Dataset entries
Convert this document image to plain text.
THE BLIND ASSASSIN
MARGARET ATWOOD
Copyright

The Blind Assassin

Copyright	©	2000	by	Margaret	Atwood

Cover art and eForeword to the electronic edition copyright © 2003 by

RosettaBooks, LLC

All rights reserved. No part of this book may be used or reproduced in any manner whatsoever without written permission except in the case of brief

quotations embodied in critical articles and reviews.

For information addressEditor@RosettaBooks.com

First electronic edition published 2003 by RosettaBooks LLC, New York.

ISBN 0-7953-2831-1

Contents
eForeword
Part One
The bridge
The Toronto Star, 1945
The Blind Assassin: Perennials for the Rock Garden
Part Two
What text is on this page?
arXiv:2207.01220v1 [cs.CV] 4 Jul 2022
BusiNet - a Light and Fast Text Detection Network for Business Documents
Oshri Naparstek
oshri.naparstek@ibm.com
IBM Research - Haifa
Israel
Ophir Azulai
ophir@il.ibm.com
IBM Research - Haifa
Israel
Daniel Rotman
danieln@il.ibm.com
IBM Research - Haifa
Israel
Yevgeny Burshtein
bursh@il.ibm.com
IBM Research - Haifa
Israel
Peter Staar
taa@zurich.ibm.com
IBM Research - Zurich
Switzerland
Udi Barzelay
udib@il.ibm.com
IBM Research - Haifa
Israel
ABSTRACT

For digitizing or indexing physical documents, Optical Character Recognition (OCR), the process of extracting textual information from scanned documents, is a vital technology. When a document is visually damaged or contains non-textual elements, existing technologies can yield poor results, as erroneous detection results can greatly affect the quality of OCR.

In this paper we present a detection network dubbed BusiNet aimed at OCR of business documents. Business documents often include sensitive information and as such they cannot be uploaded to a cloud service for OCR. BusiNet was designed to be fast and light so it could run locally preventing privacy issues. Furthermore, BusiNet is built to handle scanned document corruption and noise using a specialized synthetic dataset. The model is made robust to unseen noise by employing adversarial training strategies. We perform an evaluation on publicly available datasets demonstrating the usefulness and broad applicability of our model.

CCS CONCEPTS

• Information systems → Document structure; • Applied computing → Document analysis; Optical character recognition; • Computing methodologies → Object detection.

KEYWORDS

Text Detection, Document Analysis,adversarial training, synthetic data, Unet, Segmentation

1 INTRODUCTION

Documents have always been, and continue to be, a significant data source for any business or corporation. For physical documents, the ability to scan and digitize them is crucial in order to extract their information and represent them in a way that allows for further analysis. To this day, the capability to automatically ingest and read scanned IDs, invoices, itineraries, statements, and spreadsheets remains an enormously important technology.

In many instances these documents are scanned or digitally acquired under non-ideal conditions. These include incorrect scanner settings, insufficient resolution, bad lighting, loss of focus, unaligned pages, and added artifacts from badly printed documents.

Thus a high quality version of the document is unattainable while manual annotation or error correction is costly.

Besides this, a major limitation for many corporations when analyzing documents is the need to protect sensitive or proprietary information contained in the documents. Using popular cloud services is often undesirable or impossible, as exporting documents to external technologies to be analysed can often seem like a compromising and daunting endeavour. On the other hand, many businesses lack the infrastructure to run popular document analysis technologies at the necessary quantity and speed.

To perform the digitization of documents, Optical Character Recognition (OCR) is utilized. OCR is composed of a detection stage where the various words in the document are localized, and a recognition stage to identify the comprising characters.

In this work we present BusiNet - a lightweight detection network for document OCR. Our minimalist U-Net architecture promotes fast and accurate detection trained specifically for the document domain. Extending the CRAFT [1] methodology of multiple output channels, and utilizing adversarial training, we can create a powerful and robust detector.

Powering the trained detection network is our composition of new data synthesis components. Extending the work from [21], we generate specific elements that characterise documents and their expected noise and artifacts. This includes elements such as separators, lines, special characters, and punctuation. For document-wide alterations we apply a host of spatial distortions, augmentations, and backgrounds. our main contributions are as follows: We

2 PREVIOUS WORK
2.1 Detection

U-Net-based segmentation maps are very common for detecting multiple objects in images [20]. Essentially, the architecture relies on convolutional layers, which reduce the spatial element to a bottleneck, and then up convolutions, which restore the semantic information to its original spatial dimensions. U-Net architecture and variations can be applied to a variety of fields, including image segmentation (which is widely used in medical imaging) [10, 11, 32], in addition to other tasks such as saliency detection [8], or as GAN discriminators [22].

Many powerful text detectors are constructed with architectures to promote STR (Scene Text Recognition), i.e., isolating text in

Task to carry out
From the listing above, extract all records word for word.

Answer to the problem
Convert this document image to plain text.
THE BLIND ASSASSIN
MARGARET ATWOOD
Copyright

The Blind Assassin

Copyright	©	2000	by	Margaret	Atwood

Cover art and eForeword to the electronic edition copyright © 2003 by

RosettaBooks, LLC

All rights reserved. No part of this book may be used or reproduced in any manner whatsoever without written permission except in the case of brief

quotations embodied in critical articles and reviews.

For information addressEditor@RosettaBooks.com

First electronic edition published 2003 by RosettaBooks LLC, New York.

ISBN 0-7953-2831-1

Contents
eForeword
Part One
The bridge
The Toronto Star, 1945
The Blind Assassin: Perennials for the Rock Garden
Part Two
What text is on this page?
arXiv:2207.01220v1 [cs.CV] 4 Jul 2022
BusiNet - a Light and Fast Text Detection Network for Business Documents
Oshri Naparstek
oshri.naparstek@ibm.com
IBM Research - Haifa
Israel
Ophir Azulai
ophir@il.ibm.com
IBM Research - Haifa
Israel
Daniel Rotman
danieln@il.ibm.com
IBM Research - Haifa
Israel
Yevgeny Burshtein
bursh@il.ibm.com
IBM Research - Haifa
Israel
Peter Staar
taa@zurich.ibm.com
IBM Research - Zurich
Switzerland
Udi Barzelay
udib@il.ibm.com
IBM Research - Haifa
Israel
ABSTRACT

For digitizing or indexing physical documents, Optical Character Recognition (OCR), the process of extracting textual information from scanned documents, is a vital technology. When a document is visually damaged or contains non-textual elements, existing technologies can yield poor results, as erroneous detection results can greatly affect the quality of OCR.

In this paper we present a detection network dubbed BusiNet aimed at OCR of business documents. Business documents often include sensitive information and as such they cannot be uploaded to a cloud service for OCR. BusiNet was designed to be fast and light so it could run locally preventing privacy issues. Furthermore, BusiNet is built to handle scanned document corruption and noise using a specialized synthetic dataset. The model is made robust to unseen noise by employing adversarial training strategies. We perform an evaluation on publicly available datasets demonstrating the usefulness and broad applicability of our model.

CCS CONCEPTS

• Information systems → Document structure; • Applied computing → Document analysis; Optical character recognition; • Computing methodologies → Object detection.

KEYWORDS

Text Detection, Document Analysis,adversarial training, synthetic data, Unet, Segmentation

1 INTRODUCTION

Documents have always been, and continue to be, a significant data source for any business or corporation. For physical documents, the ability to scan and digitize them is crucial in order to extract their information and represent them in a way that allows for further analysis. To this day, the capability to automatically ingest and read scanned IDs, invoices, itineraries, statements, and spreadsheets remains an enormously important technology.

In many instances these documents are scanned or digitally acquired under non-ideal conditions. These include incorrect scanner settings, insufficient resolution, bad lighting, loss of focus, unaligned pages, and added artifacts from badly printed documents.

Thus a high quality version of the document is unattainable while manual annotation or error correction is costly.

Besides this, a major limitation for many corporations when analyzing documents is the need to protect sensitive or proprietary information contained in the documents. Using popular cloud services is often undesirable or impossible, as exporting documents to external technologies to be analysed can often seem like a compromising and daunting endeavour. On the other hand, many businesses lack the infrastructure to run popular document analysis technologies at the necessary quantity and speed.

To perform the digitization of documents, Optical Character Recognition (OCR) is utilized. OCR is composed of a detection stage where the various words in the document are localized, and a recognition stage to identify the comprising characters.

In this work we present BusiNet - a lightweight detection network for document OCR. Our minimalist U-Net architecture promotes fast and accurate detection trained specifically for the document domain. Extending the CRAFT [1] methodology of multiple output channels, and utilizing adversarial training, we can create a powerful and robust detector.

Powering the trained detection network is our composition of new data synthesis components. Extending the work from [21], we generate specific elements that characterise documents and their expected noise and artifacts. This includes elements such as separators, lines, special characters, and punctuation. For document-wide alterations we apply a host of spatial distortions, augmentations, and backgrounds. our main contributions are as follows: We

2 PREVIOUS WORK
2.1 Detection

U-Net-based segmentation maps are very common for detecting multiple objects in images [20]. Essentially, the architecture relies on convolutional layers, which reduce the spatial element to a bottleneck, and then up convolutions, which restore the semantic information to its original spatial dimensions. U-Net architecture and variations can be applied to a variety of fields, including image segmentation (which is widely used in medical imaging) [10, 11, 32], in addition to other tasks such as saliency detection [8], or as GAN discriminators [22].

Many powerful text detectors are constructed with architectures to promote STR (Scene Text Recognition), i.e., isolating text in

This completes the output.